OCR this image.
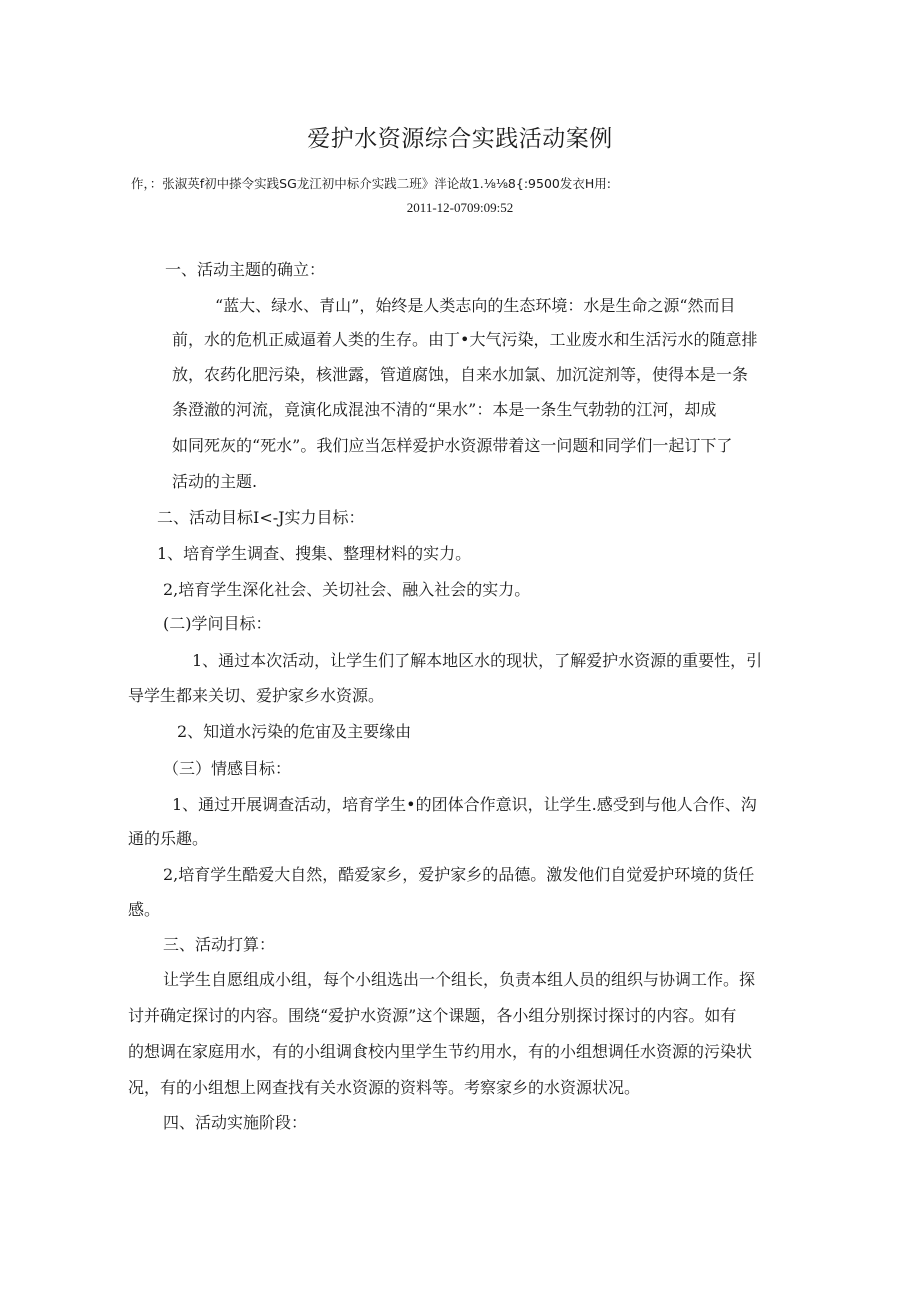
爱护水资源综合实践活动案例
作，：张淑英f初中搽令实践SG龙江初中标介实践二班》泮论故1.⅛⅛8{:9500发衣H用:
2011-12-0709:09:52
一、活动主题的确立：
“蓝大、绿水、青山”，始终是人类志向的生态环境：水是生命之源“然而目
前，水的危机正威逼着人类的生存。由丁•大气污染，工业废水和生活污水的随意排
放，农药化肥污染，核泄露，管道腐蚀，自来水加氯、加沉淀剂等，使得本是一条
条澄澈的河流，竟演化成混浊不清的“果水”：本是一条生气勃勃的江河，却成
如同死灰的“死水”。我们应当怎样爱护水资源带着这一问题和同学们一起订下了
活动的主题.
二、活动目标I<-J实力目标：
1、培育学生调查、搜集、整理材料的实力。
2,培育学生深化社会、关切社会、融入社会的实力。
(二)学问目标：
1、通过本次活动，让学生们了解本地区水的现状，了解爱护水资源的重要性，引
导学生都来关切、爱护家乡水资源。
2、知道水污染的危宙及主要缘由
（三）情感目标：
1、通过开展调查活动，培育学生•的团体合作意识，让学生.感受到与他人合作、沟
通的乐趣。
2,培育学生酷爱大自然，酷爱家乡，爱护家乡的品德。激发他们自觉爱护环境的货任
感。
三、活动打算：
让学生自愿组成小组，每个小组选出一个组长，负责本组人员的组织与协调工作。探
讨并确定探讨的内容。围绕“爱护水资源”这个课题，各小组分别探讨探讨的内容。如有
的想调在家庭用水，有的小组调食校内里学生节约用水，有的小组想调任水资源的污染状
况，有的小组想上网查找有关水资源的资料等。考察家乡的水资源状况。
四、活动实施阶段：
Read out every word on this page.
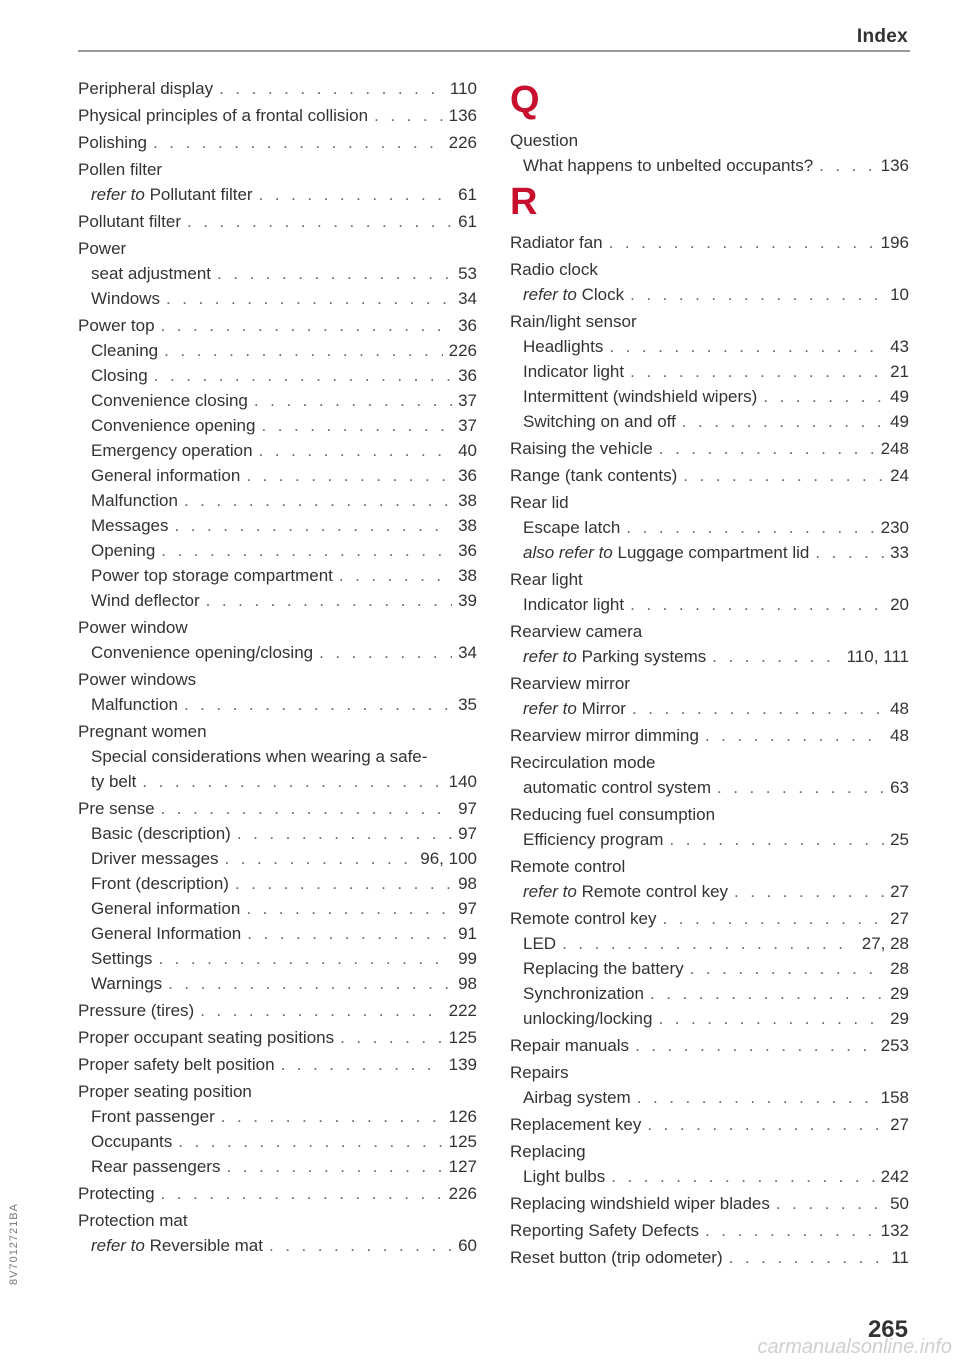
Index
Peripheral display . . .	110
Physical principles of a frontal collision . . .	136
Polishing . . .	226
Pollen filter
refer to Pollutant filter . . .	61
Pollutant filter . . .	61
Power
seat adjustment . . .	53
Windows . . .	34
Power top . . .	36
Cleaning . . .	226
Closing . . .	36
Convenience closing . . .	37
Convenience opening . . .	37
Emergency operation . . .	40
General information . . .	36
Malfunction . . .	38
Messages . . .	38
Opening . . .	36
Power top storage compartment . . .	38
Wind deflector . . .	39
Power window
Convenience opening/closing . . .	34
Power windows
Malfunction . . .	35
Pregnant women
Special considerations when wearing a safe-
ty belt . . .	140
Pre sense . . .	97
Basic (description) . . .	97
Driver messages . . .	96, 100
Front (description) . . .	98
General information . . .	97
General Information . . .	91
Settings . . .	99
Warnings . . .	98
Pressure (tires) . . .	222
Proper occupant seating positions . . .	125
Proper safety belt position . . .	139
Proper seating position
Front passenger . . .	126
Occupants . . .	125
Rear passengers . . .	127
Protecting . . .	226
Protection mat
refer to Reversible mat . . .	60
Q
Question
What happens to unbelted occupants? . . .	136
R
Radiator fan . . .	196
Radio clock
refer to Clock . . .	10
Rain/light sensor
Headlights . . .	43
Indicator light . . .	21
Intermittent (windshield wipers) . . .	49
Switching on and off . . .	49
Raising the vehicle . . .	248
Range (tank contents) . . .	24
Rear lid
Escape latch . . .	230
also refer to Luggage compartment lid . . .	33
Rear light
Indicator light . . .	20
Rearview camera
refer to Parking systems . . .	110, 111
Rearview mirror
refer to Mirror . . .	48
Rearview mirror dimming . . .	48
Recirculation mode
automatic control system . . .	63
Reducing fuel consumption
Efficiency program . . .	25
Remote control
refer to Remote control key . . .	27
Remote control key . . .	27
LED . . .	27, 28
Replacing the battery . . .	28
Synchronization . . .	29
unlocking/locking . . .	29
Repair manuals . . .	253
Repairs
Airbag system . . .	158
Replacement key . . .	27
Replacing
Light bulbs . . .	242
Replacing windshield wiper blades . . .	50
Reporting Safety Defects . . .	132
Reset button (trip odometer) . . .	11
8V7012721BA
265
carmanualsonline.info
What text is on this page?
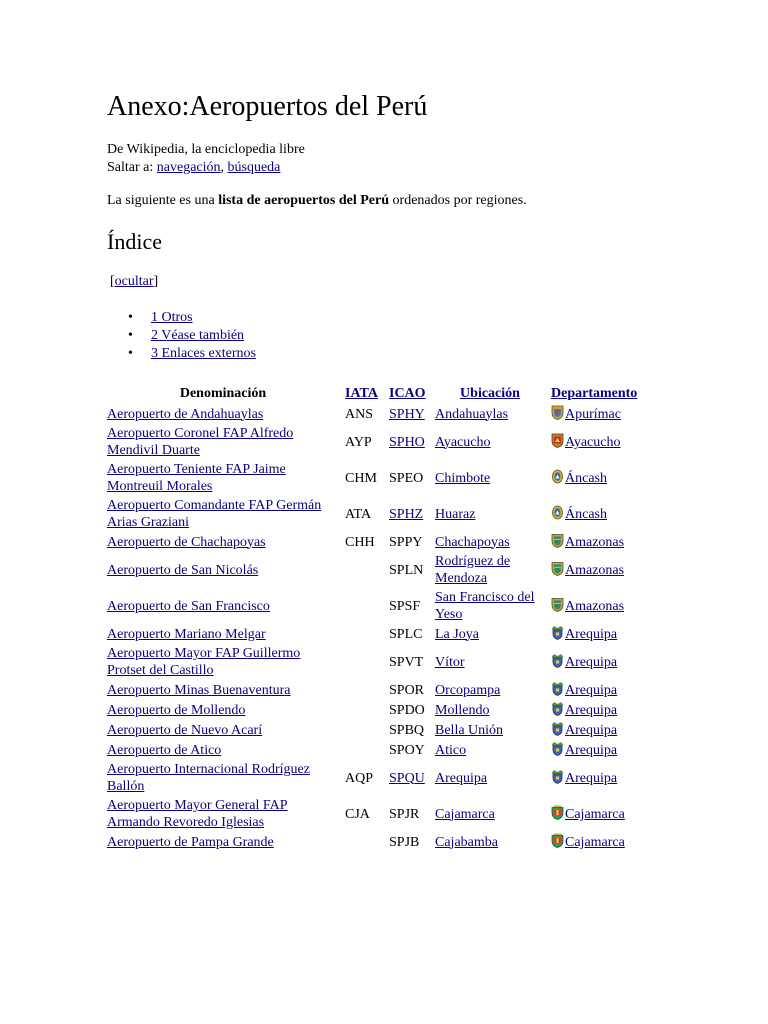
Anexo:Aeropuertos del Perú
De Wikipedia, la enciclopedia libre
Saltar a: navegación, búsqueda

La siguiente es una lista de aeropuertos del Perú ordenados por regiones.

Índice
[ocultar]
• 1 Otros
• 2 Véase también
• 3 Enlaces externos
Denominación	IATA	ICAO	Ubicación	Departamento
Aeropuerto de Andahuaylas	ANS	SPHY	Andahuaylas	Apurímac
Aeropuerto Coronel FAP Alfredo Mendivil Duarte	AYP	SPHO	Ayacucho	Ayacucho
Aeropuerto Teniente FAP Jaime Montreuil Morales	CHM	SPEO	Chimbote	Áncash
Aeropuerto Comandante FAP Germán Arias Graziani	ATA	SPHZ	Huaraz	Áncash
Aeropuerto de Chachapoyas	CHH	SPPY	Chachapoyas	Amazonas
Aeropuerto de San Nicolás		SPLN	Rodríguez de Mendoza	Amazonas
Aeropuerto de San Francisco		SPSF	San Francisco del Yeso	Amazonas
Aeropuerto Mariano Melgar		SPLC	La Joya	Arequipa
Aeropuerto Mayor FAP Guillermo Protset del Castillo		SPVT	Vítor	Arequipa
Aeropuerto Minas Buenaventura		SPOR	Orcopampa	Arequipa
Aeropuerto de Mollendo		SPDO	Mollendo	Arequipa
Aeropuerto de Nuevo Acarí		SPBQ	Bella Unión	Arequipa
Aeropuerto de Atico		SPOY	Atico	Arequipa
Aeropuerto Internacional Rodríguez Ballón	AQP	SPQU	Arequipa	Arequipa
Aeropuerto Mayor General FAP Armando Revoredo Iglesias	CJA	SPJR	Cajamarca	Cajamarca
Aeropuerto de Pampa Grande		SPJB	Cajabamba	Cajamarca
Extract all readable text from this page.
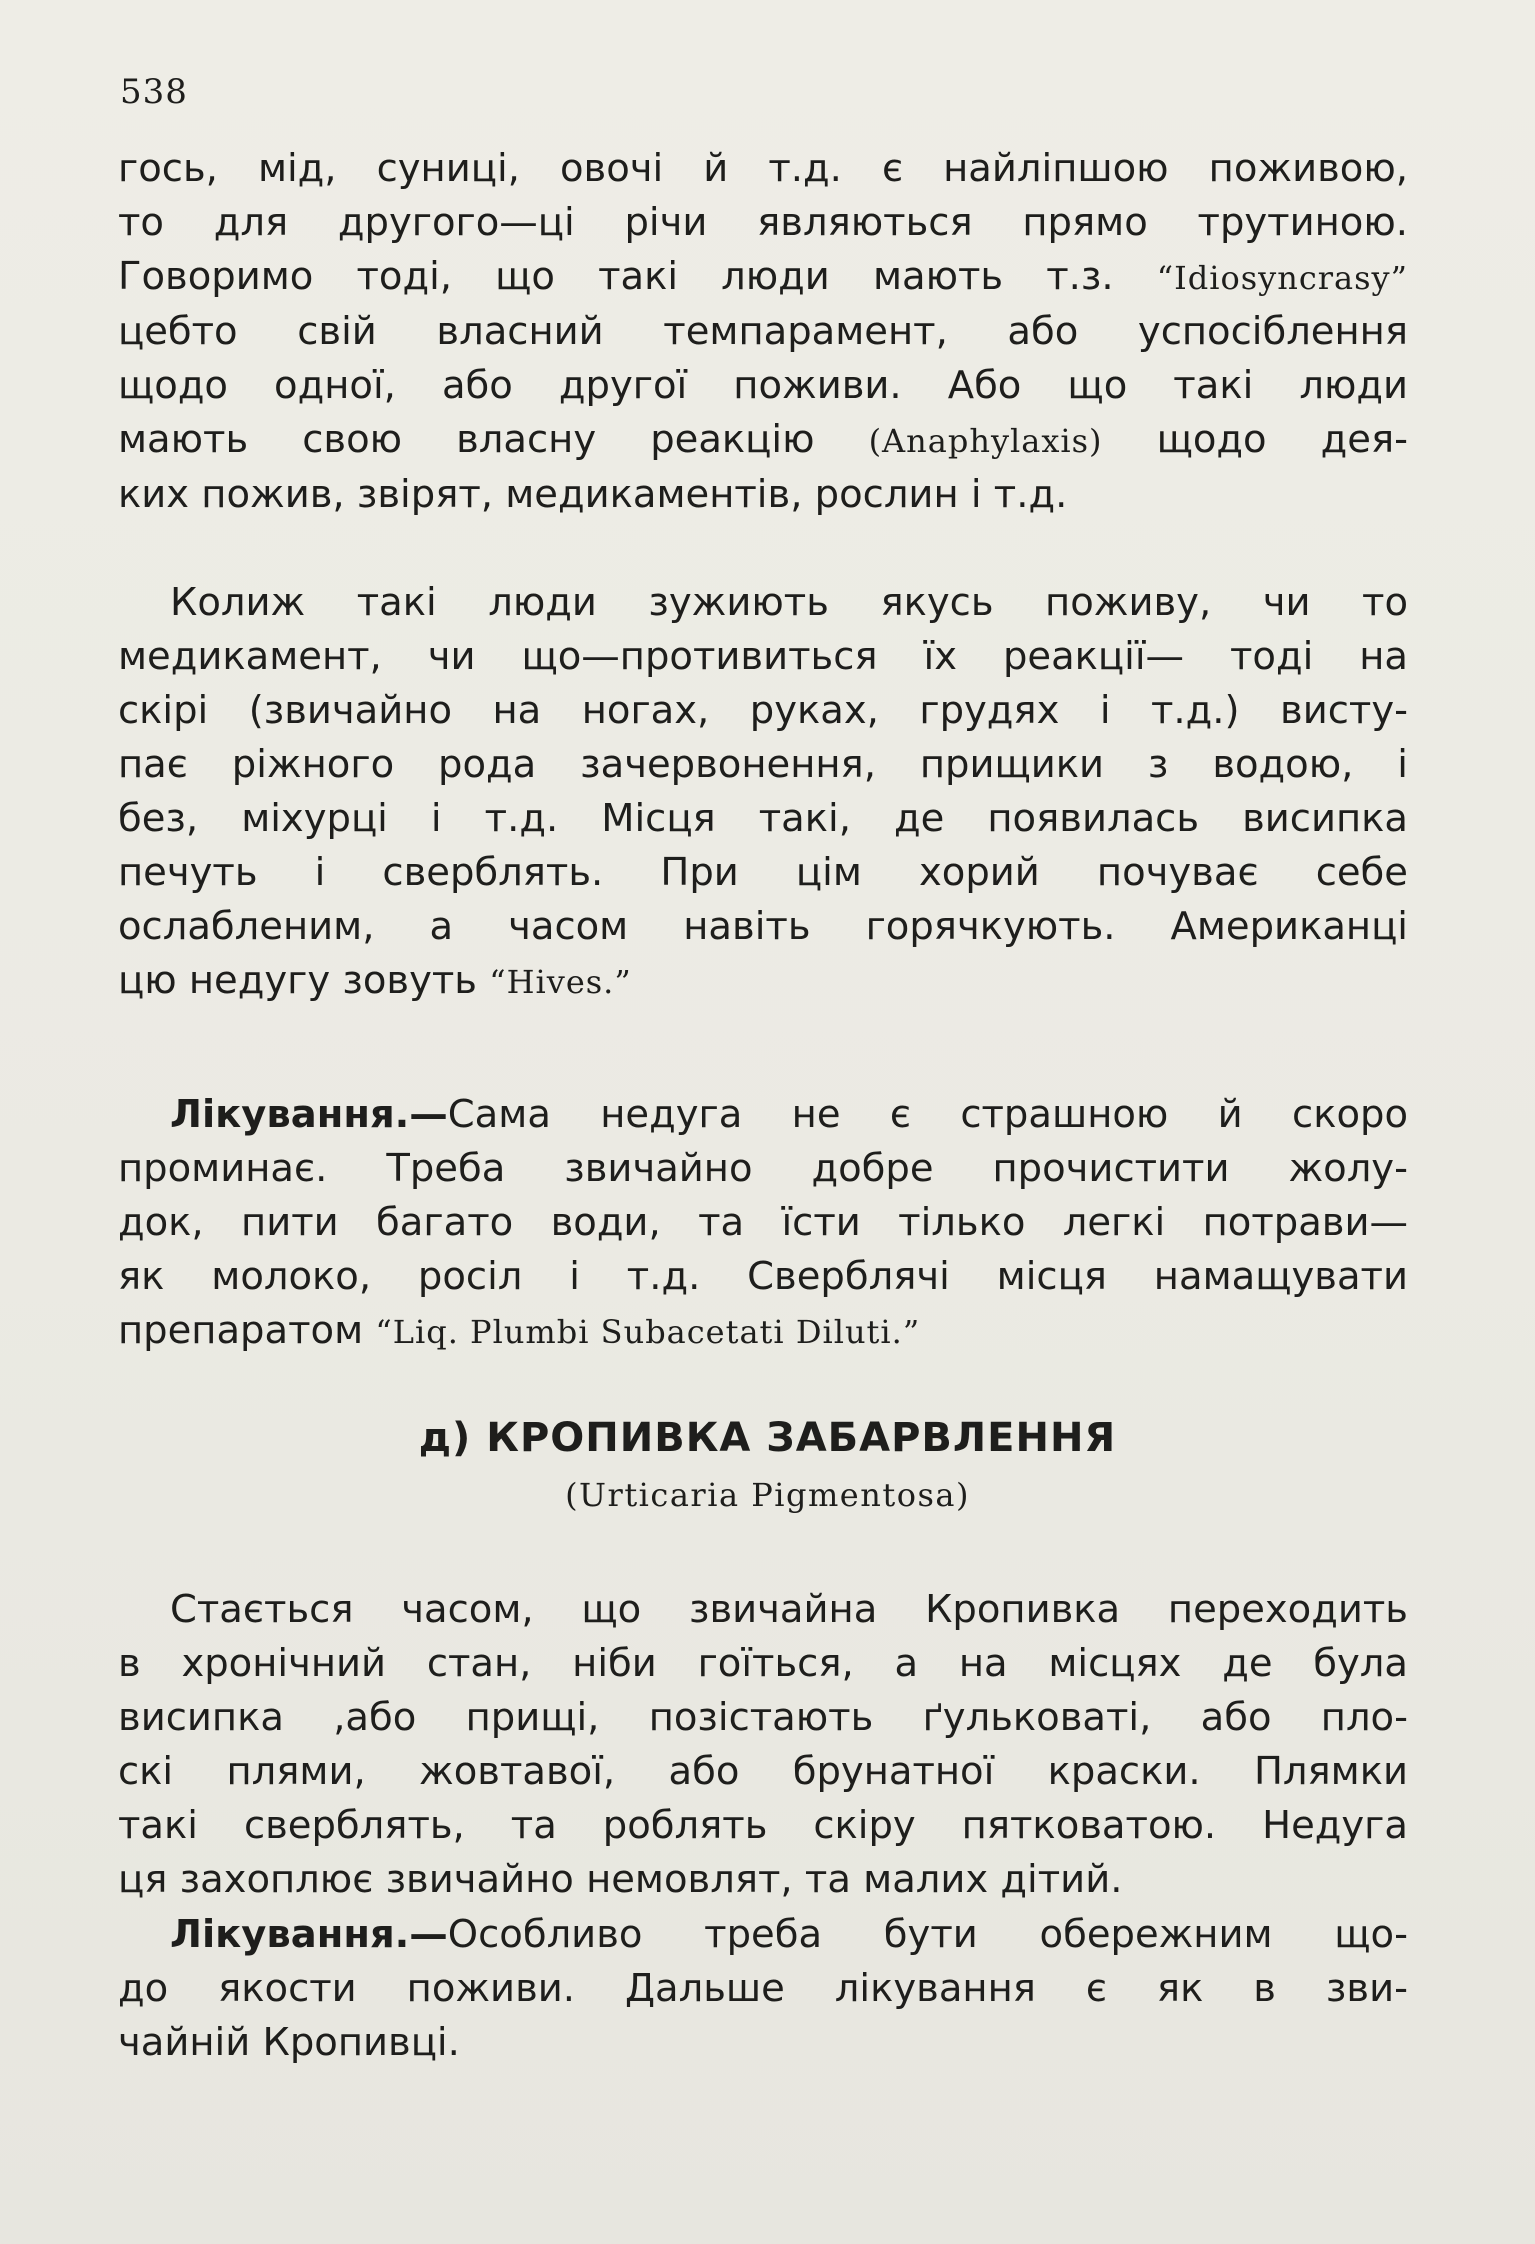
538
гось, мід, суниці, овочі й т.д. є найліпшою поживою,
то для другого—ці річи являються прямо трутиною.
Говоримо тоді, що такі люди мають т.з. “Idiosyncrasy”
цебто свій власний темпарамент, або успосіблення
щодо одної, або другої поживи. Або що такі люди
мають свою власну реакцію (Anaphylaxis) щодо дея-
ких пожив, звірят, медикаментів, рослин і т.д.
Колиж такі люди зужиють якусь поживу, чи то
медикамент, чи що—противиться їх реакції— тоді на
скірі (звичайно на ногах, руках, грудях і т.д.) висту-
пає ріжного рода зачервонення, прищики з водою, і
без, міхурці і т.д. Місця такі, де появилась висипка
печуть і сверблять. При цім хорий почуває себе
ослабленим, а часом навіть горячкують. Американці
цю недугу зовуть “Hives.”
Лікування.—Сама недуга не є страшною й скоро
проминає. Треба звичайно добре прочистити жолу-
док, пити багато води, та їсти тілько легкі потрави—
як молоко, росіл і т.д. Сверблячі місця намащувати
препаратом “Liq. Plumbi Subacetati Diluti.”
д) КРОПИВКА ЗАБАРВЛЕННЯ
(Urticaria Pigmentosa)
Стається часом, що звичайна Кропивка переходить
в хронічний стан, ніби гоїться, а на місцях де була
висипка ,або прищі, позістають ґульковаті, або пло-
скі плями, жовтавої, або брунатної краски. Плямки
такі сверблять, та роблять скіру пятковатою. Недуга
ця захоплює звичайно немовлят, та малих дітий.
Лікування.—Особливо треба бути обережним що-
до якости поживи. Дальше лікування є як в зви-
чайній Кропивці.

▸ EXERCISE OBJECTIVE
Find and copy every line in the entries above where the string "What" occurs.

▸ RESULT FOR THIS EXERCISE
What happens to unbelted occupants? . . .	136
What text is on this page?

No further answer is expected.